PROBLEM TO SOLVE: Go through the material below and report how many lines contain "Interdum". Give only the number.

DATA SHOWN:
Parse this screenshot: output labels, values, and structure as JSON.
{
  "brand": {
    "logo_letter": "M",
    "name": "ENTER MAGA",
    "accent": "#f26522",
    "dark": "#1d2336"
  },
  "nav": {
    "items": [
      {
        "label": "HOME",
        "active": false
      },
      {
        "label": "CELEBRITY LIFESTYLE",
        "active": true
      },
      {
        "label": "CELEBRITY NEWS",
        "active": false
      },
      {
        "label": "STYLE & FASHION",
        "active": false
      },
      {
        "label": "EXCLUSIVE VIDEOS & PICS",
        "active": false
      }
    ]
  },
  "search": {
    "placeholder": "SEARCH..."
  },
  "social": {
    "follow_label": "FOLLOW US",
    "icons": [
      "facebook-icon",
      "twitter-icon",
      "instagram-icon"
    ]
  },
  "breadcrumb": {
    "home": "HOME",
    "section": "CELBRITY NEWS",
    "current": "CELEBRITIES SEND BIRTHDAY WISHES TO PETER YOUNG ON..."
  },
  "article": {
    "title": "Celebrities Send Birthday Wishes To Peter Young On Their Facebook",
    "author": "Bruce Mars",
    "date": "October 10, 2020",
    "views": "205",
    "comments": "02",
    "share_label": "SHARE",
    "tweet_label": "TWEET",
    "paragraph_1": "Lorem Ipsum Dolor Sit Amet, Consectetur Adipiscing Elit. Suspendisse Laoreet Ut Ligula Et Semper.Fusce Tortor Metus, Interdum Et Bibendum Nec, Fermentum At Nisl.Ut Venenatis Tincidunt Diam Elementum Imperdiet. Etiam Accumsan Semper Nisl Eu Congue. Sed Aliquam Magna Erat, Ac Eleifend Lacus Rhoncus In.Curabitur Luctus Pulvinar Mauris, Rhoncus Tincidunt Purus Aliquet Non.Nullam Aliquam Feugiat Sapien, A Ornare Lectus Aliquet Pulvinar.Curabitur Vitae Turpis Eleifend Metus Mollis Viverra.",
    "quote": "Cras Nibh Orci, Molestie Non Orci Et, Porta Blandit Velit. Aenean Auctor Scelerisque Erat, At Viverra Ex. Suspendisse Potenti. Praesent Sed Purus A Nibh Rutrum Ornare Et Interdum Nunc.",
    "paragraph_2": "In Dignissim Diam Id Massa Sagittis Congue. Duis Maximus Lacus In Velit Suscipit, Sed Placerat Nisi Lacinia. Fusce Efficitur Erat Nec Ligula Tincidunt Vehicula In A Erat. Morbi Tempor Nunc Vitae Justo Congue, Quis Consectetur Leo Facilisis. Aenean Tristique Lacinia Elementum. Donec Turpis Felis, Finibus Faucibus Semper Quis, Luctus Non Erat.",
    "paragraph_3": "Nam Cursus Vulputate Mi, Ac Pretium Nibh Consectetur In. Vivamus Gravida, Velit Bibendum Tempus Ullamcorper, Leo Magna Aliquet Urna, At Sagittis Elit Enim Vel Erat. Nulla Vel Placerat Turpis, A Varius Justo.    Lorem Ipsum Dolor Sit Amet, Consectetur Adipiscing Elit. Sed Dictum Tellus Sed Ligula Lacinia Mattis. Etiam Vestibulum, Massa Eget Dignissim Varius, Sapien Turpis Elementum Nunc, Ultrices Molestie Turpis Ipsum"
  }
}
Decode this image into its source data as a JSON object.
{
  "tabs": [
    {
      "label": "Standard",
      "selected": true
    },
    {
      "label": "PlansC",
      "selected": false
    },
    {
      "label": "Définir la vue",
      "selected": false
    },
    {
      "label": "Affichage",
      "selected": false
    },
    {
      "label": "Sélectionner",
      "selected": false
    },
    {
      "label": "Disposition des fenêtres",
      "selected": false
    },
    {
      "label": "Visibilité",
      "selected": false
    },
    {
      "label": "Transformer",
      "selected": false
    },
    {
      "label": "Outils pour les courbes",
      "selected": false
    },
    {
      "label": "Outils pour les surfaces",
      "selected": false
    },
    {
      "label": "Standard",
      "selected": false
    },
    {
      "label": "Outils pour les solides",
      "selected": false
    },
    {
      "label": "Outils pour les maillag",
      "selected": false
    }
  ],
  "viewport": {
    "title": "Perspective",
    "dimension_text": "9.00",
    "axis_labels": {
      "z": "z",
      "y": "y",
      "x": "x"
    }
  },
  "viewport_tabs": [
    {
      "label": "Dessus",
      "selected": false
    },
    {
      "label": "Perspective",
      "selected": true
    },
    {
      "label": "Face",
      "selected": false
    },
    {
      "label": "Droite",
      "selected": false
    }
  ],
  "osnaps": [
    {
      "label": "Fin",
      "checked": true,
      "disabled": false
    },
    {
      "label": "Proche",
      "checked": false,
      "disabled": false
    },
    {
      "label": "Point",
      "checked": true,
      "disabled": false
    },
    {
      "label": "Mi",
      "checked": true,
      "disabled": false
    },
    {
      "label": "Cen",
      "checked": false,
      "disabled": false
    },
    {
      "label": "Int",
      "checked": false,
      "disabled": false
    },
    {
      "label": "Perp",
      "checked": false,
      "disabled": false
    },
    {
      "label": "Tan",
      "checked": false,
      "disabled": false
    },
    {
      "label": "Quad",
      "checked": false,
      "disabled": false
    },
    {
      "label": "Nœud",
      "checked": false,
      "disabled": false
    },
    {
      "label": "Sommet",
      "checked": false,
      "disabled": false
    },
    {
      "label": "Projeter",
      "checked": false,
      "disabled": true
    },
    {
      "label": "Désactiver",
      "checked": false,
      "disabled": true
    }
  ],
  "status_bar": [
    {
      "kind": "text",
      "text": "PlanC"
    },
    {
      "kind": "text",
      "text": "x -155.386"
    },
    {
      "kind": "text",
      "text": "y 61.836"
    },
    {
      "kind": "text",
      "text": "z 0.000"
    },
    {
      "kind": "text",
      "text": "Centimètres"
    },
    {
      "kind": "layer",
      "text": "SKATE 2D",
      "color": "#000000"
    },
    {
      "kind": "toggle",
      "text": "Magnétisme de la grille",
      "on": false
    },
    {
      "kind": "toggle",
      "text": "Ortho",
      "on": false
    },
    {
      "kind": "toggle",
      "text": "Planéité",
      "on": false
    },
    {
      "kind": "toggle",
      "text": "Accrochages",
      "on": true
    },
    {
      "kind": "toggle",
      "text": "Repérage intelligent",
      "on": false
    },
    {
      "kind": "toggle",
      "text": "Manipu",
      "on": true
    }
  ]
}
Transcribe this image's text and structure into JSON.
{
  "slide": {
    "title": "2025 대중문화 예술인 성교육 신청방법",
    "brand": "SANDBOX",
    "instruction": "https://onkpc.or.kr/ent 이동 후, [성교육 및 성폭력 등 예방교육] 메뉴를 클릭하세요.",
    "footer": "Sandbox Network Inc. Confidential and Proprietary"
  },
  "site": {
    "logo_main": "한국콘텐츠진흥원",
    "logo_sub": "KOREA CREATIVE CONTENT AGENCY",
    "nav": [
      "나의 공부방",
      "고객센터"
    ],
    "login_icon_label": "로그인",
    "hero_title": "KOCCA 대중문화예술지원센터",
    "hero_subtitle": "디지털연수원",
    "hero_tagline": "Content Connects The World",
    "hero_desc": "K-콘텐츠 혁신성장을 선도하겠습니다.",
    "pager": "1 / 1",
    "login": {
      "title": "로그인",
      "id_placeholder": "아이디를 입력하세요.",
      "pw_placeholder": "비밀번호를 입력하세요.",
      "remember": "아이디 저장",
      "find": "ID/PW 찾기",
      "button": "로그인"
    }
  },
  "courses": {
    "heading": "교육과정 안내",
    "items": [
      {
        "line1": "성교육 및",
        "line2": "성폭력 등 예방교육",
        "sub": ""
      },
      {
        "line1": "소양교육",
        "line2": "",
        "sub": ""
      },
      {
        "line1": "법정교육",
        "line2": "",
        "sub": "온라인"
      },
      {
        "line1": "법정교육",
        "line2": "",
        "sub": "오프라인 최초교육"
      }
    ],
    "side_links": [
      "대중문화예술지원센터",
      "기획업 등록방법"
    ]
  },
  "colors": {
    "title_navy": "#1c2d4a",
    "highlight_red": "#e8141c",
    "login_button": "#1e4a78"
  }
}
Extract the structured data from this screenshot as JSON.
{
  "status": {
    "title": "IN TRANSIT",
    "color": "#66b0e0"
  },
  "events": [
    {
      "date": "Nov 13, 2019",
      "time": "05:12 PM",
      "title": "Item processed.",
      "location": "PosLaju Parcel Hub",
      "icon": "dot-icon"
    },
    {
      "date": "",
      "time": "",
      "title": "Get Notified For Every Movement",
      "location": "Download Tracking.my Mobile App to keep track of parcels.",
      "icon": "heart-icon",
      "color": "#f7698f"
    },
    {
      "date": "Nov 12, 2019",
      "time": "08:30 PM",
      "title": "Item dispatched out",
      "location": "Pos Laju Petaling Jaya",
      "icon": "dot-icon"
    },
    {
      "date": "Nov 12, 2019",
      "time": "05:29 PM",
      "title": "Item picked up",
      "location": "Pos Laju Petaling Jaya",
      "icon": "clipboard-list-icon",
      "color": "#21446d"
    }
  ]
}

RESULT OF THIS EXERCISE: 2